SOURCE EXTRACT ::

Aalok Patwardhan* Callum Rhodes* Gwangbin Bae Andrew J. Davison

*Equal Contribution

Dyson Robotics Lab, Imperial College London

Paper arXiv Code

Summary

  • U-ARE-ME provides globally consistent rotation estimates in Manhattan environments across sequences of RGB images, without the need for camera intrinsics.
  • This is done by finding the rotation matrix that aligns the predicted surface normals to the principal directions of the scene.
  • Even in non-Manhattan scenes, it can reliably estimate the global up-direction (i.e. the pitch & roll).

TASK INSTRUCTIONS ::
(a) What input does U-ARE-ME not need in order to estimate rotation, according to the U-ARE-ME summary?
(b) In the U-ARE-ME summary, rewrite the point beginning "U-ARE-ME provides globally consistent" as a single shorter sentence that keeps its main facts.
(c) Extend the U-ARE-ME summary by writing what follows its final point.

STUDY MATERIAL ::
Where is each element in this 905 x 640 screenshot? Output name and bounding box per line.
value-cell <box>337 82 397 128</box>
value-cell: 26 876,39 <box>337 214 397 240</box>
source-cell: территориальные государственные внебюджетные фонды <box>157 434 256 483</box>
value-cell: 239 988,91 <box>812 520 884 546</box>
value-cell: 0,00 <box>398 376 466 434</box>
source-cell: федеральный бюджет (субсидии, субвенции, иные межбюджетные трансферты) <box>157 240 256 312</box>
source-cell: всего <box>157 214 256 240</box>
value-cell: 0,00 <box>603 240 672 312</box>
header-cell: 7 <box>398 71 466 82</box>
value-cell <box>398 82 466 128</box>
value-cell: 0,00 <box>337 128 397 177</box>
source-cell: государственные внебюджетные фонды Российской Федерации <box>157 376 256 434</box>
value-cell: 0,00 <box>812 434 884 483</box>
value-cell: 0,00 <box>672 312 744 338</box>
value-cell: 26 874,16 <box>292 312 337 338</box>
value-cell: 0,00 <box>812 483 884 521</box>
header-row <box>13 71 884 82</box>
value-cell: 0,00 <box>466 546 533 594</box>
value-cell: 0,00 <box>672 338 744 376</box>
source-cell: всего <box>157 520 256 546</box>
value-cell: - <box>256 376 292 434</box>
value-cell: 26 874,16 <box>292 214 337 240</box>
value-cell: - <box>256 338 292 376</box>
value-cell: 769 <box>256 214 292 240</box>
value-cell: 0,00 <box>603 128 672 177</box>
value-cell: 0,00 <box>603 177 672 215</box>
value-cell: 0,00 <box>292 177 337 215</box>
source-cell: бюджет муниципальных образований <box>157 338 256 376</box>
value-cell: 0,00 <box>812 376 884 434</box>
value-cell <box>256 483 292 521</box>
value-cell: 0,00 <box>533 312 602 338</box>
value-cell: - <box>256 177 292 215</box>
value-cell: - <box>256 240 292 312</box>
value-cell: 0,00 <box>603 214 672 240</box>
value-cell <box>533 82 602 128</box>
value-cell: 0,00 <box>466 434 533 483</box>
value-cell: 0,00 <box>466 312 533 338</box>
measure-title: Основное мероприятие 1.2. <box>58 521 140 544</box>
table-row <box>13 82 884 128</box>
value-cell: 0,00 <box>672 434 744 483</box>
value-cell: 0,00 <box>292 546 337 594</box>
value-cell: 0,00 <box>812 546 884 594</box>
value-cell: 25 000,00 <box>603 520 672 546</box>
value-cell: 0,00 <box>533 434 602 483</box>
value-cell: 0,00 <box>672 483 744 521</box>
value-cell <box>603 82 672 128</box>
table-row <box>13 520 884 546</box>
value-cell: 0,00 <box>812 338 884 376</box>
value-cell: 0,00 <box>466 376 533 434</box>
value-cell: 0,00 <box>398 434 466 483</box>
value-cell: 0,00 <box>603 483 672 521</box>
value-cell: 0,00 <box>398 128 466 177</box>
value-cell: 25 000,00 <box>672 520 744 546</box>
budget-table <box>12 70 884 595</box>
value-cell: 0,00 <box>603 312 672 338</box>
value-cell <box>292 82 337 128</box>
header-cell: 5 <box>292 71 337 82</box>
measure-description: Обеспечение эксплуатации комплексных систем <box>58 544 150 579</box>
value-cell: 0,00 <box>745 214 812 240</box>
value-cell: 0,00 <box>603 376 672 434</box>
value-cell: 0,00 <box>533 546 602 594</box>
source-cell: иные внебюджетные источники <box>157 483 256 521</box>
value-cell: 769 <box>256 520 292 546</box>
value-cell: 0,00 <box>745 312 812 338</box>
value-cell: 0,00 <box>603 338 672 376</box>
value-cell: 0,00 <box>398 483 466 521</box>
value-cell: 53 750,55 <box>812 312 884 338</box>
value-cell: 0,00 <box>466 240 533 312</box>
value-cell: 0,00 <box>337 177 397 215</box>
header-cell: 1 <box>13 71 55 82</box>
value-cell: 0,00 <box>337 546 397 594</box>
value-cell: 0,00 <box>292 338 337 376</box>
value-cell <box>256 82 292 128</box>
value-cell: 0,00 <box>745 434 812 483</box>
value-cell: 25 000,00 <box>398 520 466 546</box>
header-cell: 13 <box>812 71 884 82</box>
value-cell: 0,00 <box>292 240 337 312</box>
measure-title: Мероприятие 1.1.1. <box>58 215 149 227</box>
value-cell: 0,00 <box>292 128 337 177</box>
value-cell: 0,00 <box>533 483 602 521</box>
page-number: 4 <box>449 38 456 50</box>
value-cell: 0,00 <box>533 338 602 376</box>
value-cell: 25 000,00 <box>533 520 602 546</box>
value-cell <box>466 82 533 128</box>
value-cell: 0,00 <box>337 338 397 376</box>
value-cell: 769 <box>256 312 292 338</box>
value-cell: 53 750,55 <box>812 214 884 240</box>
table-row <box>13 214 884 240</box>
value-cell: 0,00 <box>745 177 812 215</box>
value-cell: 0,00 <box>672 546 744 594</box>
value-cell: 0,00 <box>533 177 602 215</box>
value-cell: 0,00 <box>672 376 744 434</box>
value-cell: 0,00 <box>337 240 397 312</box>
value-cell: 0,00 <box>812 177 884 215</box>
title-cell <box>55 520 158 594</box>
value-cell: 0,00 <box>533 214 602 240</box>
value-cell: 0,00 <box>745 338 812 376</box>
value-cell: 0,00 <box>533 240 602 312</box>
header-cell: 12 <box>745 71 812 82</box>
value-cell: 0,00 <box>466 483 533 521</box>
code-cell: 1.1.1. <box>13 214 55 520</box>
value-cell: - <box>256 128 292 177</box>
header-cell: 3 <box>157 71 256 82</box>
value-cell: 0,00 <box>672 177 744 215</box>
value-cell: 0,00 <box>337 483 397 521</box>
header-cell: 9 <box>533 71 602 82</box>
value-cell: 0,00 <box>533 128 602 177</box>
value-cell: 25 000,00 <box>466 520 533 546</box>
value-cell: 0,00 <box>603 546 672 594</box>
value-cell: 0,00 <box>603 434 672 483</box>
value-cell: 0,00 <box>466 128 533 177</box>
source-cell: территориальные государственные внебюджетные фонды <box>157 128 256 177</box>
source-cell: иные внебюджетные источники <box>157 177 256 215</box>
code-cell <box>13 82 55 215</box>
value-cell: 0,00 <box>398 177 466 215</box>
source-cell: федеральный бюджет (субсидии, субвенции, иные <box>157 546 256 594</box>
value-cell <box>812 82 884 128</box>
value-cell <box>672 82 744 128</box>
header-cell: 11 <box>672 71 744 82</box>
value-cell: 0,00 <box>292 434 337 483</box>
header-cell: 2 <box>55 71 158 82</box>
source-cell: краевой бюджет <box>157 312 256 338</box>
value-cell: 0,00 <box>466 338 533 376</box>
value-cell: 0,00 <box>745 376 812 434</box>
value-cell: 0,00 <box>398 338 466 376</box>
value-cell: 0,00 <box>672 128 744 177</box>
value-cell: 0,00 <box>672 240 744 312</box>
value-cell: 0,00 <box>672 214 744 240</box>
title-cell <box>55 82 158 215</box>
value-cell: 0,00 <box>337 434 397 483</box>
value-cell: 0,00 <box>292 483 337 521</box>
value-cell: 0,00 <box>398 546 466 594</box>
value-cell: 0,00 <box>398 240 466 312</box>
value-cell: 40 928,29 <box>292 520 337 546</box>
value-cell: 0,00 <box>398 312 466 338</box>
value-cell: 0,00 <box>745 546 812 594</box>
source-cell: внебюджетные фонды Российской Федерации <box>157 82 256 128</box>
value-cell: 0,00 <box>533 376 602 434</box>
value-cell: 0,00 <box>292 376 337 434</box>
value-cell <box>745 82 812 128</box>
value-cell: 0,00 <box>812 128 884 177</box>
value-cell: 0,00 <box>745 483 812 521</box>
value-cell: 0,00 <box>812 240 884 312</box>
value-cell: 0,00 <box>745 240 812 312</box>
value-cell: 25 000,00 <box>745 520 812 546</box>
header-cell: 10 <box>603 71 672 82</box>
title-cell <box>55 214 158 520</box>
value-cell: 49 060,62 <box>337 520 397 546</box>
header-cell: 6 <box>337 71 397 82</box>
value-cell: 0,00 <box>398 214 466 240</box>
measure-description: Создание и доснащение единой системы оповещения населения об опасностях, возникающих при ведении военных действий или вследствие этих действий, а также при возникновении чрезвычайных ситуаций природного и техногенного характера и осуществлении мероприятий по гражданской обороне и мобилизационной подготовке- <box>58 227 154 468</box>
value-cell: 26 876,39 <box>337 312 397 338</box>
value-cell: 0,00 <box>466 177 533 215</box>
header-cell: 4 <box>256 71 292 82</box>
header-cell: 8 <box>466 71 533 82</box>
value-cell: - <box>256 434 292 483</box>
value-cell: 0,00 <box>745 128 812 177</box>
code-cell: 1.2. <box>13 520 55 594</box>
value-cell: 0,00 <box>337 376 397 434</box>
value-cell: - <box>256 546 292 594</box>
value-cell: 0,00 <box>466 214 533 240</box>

RESULTS FOR THE EXERCISE ::
(a) Camera intrinsics.

(b) U-ARE-ME estimates globally consistent rotations from RGB image sequences in Manhattan environments without requiring camera intrinsics.

(c)
Demo

Abstract

Camera rotation estimation from a single image is a challenging task, often requiring depth data and/or camera intrinsics, which are generally not available for in-the-wild videos. Although external sensors such as inertial measurement units (IMUs) can help, they often suffer from drift and are not applicable in non-inertial reference frames. We present U-ARE-ME, an algorithm that estimates camera rotation along with uncertainty from uncalibrated RGB images. Using a Manhattan World assumption, our method leverages the per-pixel geometric priors encoded in single-image surface normal predictions and performs optimisation over the SO(3) manifold. Given a sequence of images, we can use the per-frame rotation estimates and their uncertainty to perform multi-frame optimisation, achieving robustness and temporal consistency. Our experiments demonstrate that U-ARE-ME performs comparably to RGB-D methods and is more robust than sparse feature-based SLAM methods.

Acknowledgement

This research has been supported by the EPSRC Prosperity Partnership Award with Dyson Technology Ltd.